* Required task:
Everything in the listing except the pictures should be written out exactly.

* Data extract:

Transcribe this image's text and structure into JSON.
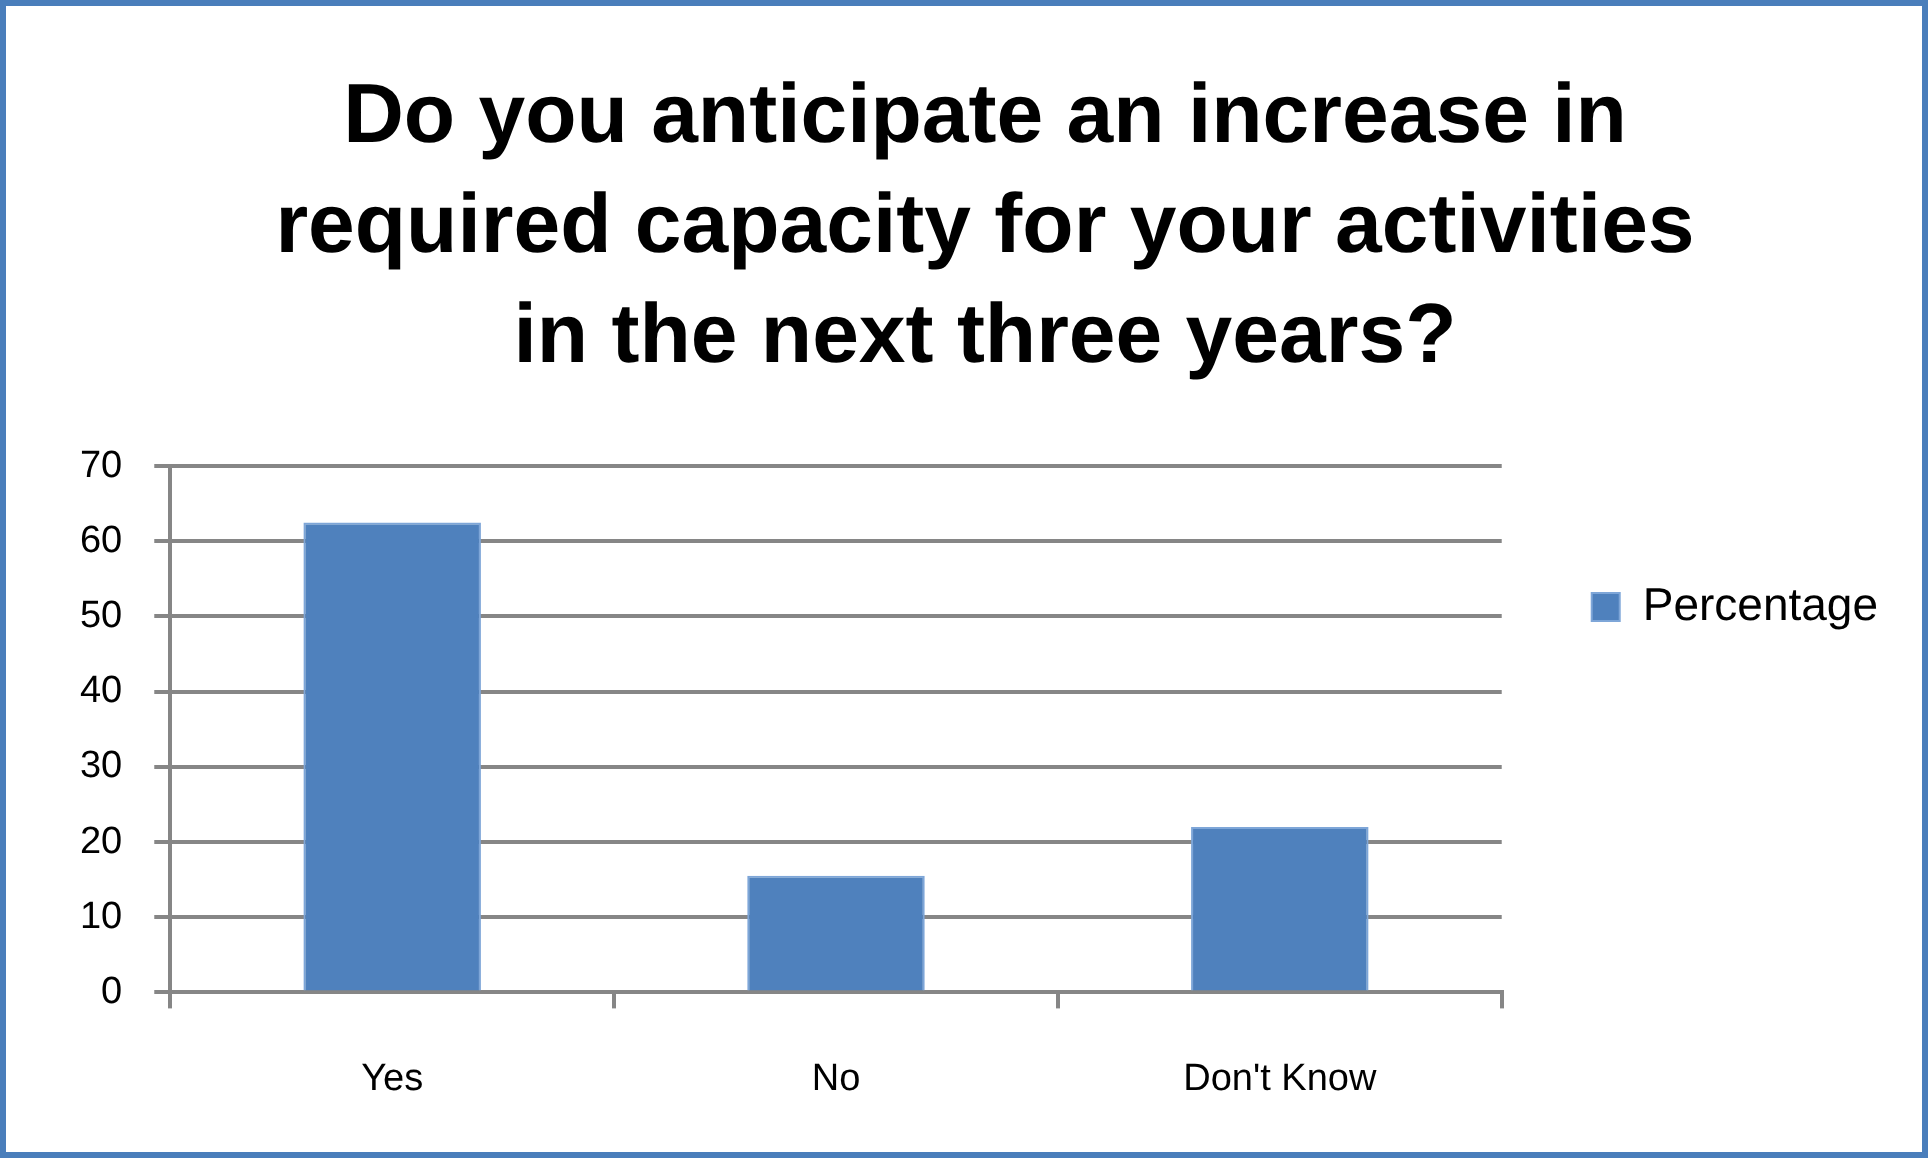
{
  "chart_data": {
    "type": "bar",
    "title": "Do you anticipate an increase in\nrequired capacity for your activities\nin the next three years?",
    "categories": [
      "Yes",
      "No",
      "Don't Know"
    ],
    "series": [
      {
        "name": "Percentage",
        "color": "#4f81bd",
        "values": [
          62.5,
          15.5,
          22
        ]
      }
    ],
    "ylim": [
      0,
      70
    ],
    "yticks": [
      0,
      10,
      20,
      30,
      40,
      50,
      60,
      70
    ],
    "grid": "y",
    "legend": "right"
  }
}
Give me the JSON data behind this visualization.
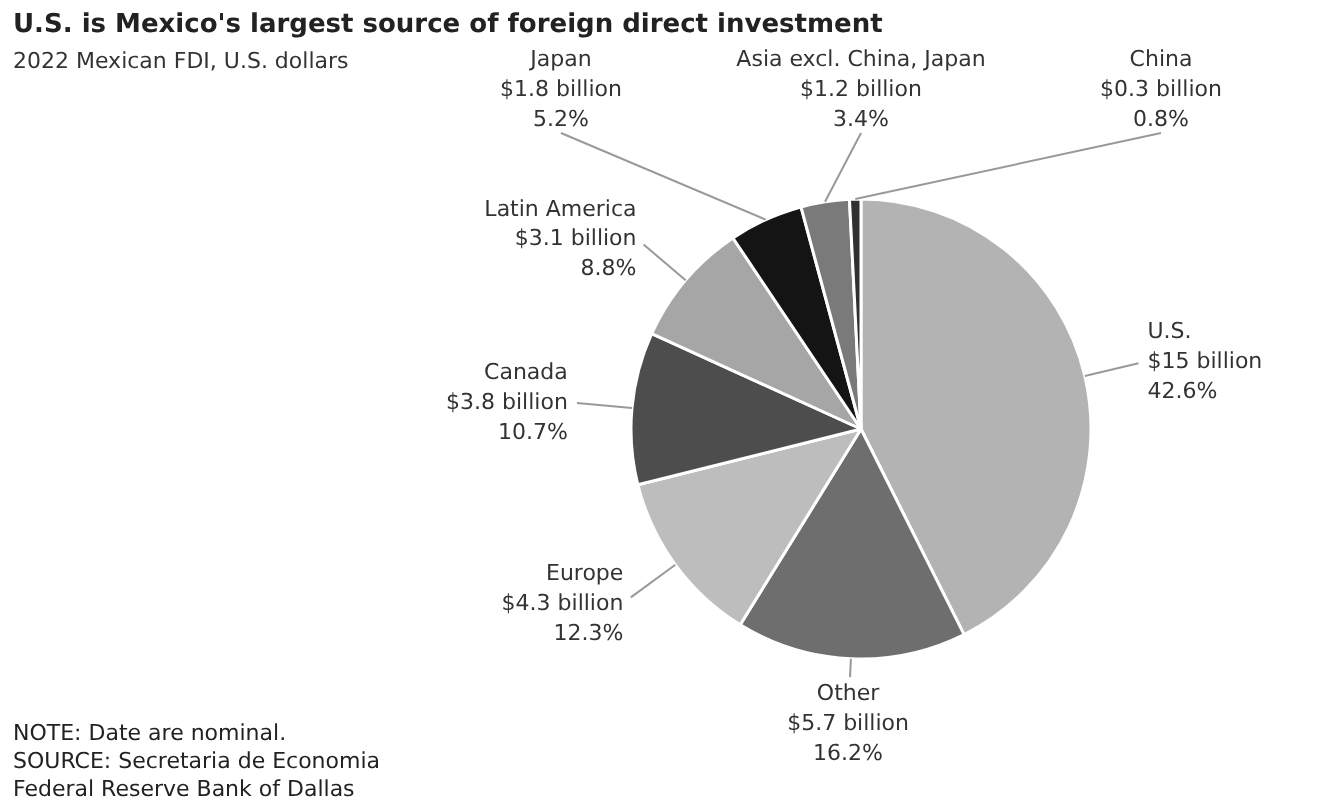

* Answer to this task:
Transcribe this image's text and structure into JSON.
{
  "chart_data": {
    "type": "bar",
    "title": "Do you anticipate an increase in\nrequired capacity for your activities\nin the next three years?",
    "categories": [
      "Yes",
      "No",
      "Don't Know"
    ],
    "series": [
      {
        "name": "Percentage",
        "color": "#4f81bd",
        "values": [
          62.5,
          15.5,
          22
        ]
      }
    ],
    "ylim": [
      0,
      70
    ],
    "yticks": [
      0,
      10,
      20,
      30,
      40,
      50,
      60,
      70
    ],
    "grid": "y",
    "legend": "right"
  }
}
Give me the JSON data behind this visualization.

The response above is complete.